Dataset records

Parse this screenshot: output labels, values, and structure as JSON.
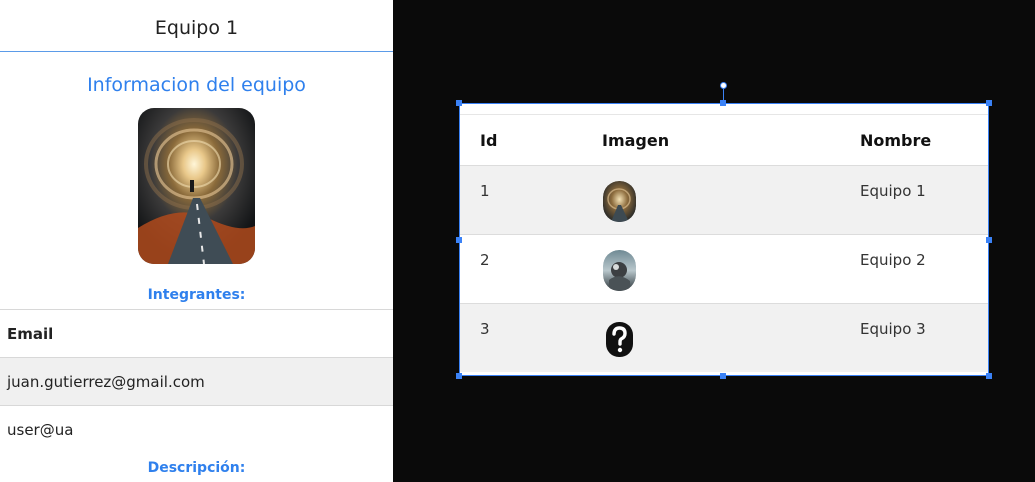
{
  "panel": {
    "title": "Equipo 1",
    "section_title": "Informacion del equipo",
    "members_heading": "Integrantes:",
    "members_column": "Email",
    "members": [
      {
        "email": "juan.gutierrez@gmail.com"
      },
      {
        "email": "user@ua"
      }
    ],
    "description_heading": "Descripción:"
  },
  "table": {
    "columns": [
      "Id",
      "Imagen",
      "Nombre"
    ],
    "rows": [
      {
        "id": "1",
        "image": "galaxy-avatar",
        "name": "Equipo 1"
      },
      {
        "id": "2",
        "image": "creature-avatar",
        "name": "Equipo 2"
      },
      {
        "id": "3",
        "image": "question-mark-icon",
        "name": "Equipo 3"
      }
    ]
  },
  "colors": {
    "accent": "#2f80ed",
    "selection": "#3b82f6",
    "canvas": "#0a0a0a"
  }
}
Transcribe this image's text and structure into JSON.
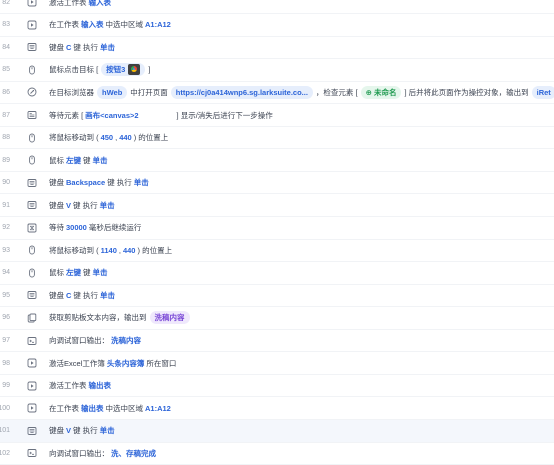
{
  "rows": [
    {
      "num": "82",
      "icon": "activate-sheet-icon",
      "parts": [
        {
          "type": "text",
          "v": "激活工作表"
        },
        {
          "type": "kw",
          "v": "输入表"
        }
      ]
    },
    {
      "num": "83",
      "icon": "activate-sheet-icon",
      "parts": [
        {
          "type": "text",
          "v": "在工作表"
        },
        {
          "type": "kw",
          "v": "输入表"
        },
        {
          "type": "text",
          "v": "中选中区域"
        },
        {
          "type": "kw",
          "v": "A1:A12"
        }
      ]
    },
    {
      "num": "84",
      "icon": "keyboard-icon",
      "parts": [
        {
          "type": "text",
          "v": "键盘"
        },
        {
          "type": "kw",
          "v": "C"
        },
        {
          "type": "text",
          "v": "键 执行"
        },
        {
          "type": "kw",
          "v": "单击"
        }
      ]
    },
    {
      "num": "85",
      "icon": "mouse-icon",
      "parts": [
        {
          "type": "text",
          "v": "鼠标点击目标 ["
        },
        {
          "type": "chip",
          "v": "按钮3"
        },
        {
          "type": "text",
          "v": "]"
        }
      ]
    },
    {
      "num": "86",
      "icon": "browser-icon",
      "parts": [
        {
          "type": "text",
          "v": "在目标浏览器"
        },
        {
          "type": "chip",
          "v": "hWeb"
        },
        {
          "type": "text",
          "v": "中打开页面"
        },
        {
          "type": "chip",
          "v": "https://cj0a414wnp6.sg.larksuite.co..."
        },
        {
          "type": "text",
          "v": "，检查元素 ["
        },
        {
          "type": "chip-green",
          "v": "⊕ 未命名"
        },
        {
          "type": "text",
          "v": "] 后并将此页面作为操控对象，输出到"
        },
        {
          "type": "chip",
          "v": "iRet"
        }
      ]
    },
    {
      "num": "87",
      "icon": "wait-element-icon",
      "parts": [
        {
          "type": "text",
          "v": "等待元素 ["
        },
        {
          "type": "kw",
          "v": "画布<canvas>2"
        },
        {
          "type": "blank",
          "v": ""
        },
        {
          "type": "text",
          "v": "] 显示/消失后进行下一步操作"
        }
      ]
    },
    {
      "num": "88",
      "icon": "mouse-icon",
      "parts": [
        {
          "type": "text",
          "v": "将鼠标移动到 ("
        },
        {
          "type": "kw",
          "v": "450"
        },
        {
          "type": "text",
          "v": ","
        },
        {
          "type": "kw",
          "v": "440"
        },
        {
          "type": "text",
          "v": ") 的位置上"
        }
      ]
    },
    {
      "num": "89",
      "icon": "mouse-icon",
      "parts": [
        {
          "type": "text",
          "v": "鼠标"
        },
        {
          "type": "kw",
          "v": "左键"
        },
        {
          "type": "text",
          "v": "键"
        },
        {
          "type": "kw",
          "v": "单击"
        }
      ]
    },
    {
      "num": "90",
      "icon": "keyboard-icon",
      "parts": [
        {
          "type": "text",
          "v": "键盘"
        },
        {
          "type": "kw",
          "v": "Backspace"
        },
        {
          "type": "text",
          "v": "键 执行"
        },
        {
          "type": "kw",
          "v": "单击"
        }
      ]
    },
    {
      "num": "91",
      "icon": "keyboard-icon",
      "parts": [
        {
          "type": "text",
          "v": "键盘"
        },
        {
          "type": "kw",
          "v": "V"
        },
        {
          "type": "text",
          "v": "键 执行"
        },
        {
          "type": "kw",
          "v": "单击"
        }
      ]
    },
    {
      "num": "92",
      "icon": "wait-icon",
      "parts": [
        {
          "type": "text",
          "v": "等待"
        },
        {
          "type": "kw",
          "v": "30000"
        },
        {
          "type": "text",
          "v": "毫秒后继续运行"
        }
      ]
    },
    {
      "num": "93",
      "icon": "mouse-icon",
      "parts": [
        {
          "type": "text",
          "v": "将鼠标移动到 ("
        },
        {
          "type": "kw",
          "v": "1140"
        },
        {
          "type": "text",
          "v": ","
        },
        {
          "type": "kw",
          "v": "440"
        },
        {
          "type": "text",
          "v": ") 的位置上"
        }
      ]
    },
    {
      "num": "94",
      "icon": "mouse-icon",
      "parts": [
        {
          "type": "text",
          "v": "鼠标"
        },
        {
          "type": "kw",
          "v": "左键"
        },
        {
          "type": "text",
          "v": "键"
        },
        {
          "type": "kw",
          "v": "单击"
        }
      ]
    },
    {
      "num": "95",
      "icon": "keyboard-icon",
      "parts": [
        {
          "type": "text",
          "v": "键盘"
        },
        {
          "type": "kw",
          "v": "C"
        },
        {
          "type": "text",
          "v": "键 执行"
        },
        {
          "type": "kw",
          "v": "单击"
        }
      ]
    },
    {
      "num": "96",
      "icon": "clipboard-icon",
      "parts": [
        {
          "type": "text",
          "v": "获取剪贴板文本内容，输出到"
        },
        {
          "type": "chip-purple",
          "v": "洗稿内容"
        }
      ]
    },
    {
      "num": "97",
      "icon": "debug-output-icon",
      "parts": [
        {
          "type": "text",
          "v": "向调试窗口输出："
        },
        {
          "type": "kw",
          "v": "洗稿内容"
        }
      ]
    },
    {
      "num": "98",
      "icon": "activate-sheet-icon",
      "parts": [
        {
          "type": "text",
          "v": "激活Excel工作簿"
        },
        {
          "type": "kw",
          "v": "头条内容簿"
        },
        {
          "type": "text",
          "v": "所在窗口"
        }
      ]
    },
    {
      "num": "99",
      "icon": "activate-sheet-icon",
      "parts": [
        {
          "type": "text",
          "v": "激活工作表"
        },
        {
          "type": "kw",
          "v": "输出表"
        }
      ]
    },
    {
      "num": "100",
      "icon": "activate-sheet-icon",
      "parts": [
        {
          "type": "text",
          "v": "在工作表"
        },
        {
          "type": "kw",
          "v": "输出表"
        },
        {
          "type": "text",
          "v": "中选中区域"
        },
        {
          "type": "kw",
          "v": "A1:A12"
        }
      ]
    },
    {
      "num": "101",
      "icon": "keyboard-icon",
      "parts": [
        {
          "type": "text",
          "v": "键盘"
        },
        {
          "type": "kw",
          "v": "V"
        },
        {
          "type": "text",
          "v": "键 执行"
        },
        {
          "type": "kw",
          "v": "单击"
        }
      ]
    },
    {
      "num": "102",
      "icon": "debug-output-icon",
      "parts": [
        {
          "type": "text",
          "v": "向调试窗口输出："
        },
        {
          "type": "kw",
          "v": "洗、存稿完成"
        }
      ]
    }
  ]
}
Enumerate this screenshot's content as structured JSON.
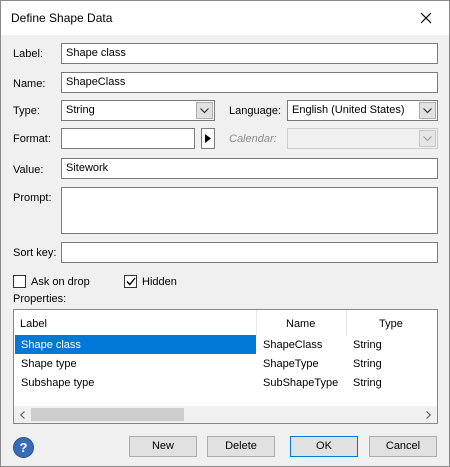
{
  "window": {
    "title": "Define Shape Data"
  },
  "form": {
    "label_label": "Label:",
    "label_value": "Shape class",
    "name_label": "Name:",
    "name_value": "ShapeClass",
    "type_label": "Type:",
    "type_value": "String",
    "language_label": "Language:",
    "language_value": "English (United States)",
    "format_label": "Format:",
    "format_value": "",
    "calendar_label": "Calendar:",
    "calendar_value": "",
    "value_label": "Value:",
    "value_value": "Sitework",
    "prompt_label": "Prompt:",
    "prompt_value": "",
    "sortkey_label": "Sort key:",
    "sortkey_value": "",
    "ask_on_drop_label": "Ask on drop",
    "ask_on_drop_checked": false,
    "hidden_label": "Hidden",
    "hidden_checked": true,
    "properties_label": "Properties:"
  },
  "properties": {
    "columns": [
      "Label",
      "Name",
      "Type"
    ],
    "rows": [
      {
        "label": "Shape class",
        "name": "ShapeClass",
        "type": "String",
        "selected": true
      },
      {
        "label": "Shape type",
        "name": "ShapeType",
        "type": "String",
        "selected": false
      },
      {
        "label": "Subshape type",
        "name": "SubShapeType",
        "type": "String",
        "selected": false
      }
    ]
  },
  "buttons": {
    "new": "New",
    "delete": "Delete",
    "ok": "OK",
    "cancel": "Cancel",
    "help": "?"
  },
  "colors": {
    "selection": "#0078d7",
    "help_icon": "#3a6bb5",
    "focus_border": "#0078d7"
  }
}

▶ **Exercise directions**
Find how many lines in the material hold the word "screenshot" and state that number alone.

▶ **Response to this task**
2